Your tasks |
a – According to the hepatic artery aneurysms text, why was the patient's aneurysm treated surgically?
b – Write out word for word the part of the hepatic artery aneurysms text that begins at "Introduction" and stops after "at autopsy (2).".

Text excerpt |
+++
Hepatic Artery Aneurysms
S Canbaz, A Kocailik, E Duran
Keywords
aneurysm, fusiform, hepatic artery, surgery
Citation
S Canbaz, A Kocailik, E Duran. Hepatic Artery Aneurysms. The Internet Journal of Thoracic and Cardiovascular Surgery. 2004 Volume 7 Number 2.
Abstract
Hepatic artery aneurysms are very rare and dangerous lesions because of the high rupture rate. A fusiform, atherosclerotic aneurysm in the common hepatic artery was observed in a patient with abdominal pain. The aneurysm was treated surgically because of it was not suitable for coil embolization and stented graft insertion.
Introduction
Hepatic artery aneurysms are rare lesions but of significant clinical importance because rupture is associated with elevated mortality (1,2). Historically, most aneurysms had ruptured at presentation or were incidentally discovered at autopsy (2).
+++
Extracted data |

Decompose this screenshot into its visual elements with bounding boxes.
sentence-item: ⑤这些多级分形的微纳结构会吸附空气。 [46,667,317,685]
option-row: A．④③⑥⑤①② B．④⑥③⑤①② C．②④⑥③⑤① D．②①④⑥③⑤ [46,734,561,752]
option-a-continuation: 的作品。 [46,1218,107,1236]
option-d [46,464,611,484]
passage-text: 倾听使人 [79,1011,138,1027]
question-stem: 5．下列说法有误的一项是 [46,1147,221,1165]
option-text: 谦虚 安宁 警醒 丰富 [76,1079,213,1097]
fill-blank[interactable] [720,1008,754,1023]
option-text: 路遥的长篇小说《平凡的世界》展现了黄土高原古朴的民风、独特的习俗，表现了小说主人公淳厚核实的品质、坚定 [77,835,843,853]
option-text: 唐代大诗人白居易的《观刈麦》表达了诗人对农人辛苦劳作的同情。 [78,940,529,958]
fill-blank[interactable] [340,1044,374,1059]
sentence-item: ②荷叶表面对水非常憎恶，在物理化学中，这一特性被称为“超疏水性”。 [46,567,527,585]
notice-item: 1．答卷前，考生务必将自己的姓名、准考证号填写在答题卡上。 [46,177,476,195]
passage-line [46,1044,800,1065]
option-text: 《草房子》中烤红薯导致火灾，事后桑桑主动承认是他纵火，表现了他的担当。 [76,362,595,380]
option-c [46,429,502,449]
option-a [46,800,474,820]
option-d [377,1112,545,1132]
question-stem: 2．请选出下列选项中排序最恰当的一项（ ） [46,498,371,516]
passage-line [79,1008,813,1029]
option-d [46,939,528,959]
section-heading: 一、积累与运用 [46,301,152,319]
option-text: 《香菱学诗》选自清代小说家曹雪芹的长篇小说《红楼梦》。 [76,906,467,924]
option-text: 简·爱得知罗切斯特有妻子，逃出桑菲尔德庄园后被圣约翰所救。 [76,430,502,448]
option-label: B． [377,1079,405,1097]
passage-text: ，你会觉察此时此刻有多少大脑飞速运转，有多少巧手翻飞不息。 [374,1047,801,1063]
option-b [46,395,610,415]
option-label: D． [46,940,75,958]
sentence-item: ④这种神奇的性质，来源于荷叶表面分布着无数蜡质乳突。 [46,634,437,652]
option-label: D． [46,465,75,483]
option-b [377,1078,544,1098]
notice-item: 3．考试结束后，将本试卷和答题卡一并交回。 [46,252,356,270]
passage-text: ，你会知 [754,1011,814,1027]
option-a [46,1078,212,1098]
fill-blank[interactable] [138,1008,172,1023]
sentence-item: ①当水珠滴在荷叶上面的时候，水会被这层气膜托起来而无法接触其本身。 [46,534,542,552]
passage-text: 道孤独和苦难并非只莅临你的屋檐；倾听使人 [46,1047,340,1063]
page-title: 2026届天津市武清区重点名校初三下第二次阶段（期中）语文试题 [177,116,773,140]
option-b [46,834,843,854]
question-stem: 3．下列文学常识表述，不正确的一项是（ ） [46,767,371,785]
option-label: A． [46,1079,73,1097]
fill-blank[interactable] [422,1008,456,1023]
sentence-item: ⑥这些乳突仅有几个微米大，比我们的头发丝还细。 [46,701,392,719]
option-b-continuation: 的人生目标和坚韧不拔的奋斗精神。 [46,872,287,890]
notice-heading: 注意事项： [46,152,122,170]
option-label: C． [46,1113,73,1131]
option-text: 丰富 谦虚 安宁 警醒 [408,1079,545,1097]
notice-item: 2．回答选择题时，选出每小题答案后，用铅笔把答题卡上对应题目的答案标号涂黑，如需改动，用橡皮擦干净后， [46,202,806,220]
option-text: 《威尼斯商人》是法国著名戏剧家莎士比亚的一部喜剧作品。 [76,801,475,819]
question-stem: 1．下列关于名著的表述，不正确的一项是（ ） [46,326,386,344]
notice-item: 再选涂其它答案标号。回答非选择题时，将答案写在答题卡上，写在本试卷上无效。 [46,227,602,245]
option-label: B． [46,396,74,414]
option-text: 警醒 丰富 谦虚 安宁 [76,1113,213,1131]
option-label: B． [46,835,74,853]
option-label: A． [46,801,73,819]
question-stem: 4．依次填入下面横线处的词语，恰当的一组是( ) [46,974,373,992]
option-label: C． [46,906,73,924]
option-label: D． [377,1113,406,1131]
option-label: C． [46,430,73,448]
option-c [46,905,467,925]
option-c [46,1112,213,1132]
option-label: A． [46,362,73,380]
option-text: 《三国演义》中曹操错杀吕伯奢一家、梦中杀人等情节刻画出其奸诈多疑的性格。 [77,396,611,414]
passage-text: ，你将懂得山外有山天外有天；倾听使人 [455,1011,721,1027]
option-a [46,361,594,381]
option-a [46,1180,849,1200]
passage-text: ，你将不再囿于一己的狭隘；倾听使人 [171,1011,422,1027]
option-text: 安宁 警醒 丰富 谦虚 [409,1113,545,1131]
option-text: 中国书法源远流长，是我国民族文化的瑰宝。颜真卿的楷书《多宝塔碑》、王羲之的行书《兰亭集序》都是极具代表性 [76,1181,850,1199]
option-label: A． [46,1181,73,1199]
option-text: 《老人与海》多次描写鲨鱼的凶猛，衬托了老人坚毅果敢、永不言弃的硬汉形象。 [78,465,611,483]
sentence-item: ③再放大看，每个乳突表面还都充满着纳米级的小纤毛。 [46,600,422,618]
+++
Outputs for the tasks |
a – It was not suitable for coil embolization and stented graft insertion.

b –
Introduction
Hepatic artery aneurysms are rare lesions but of significant clinical importance because rupture is associated with elevated mortality (1,2). Historically, most aneurysms had ruptured at presentation or were incidentally discovered at autopsy (2).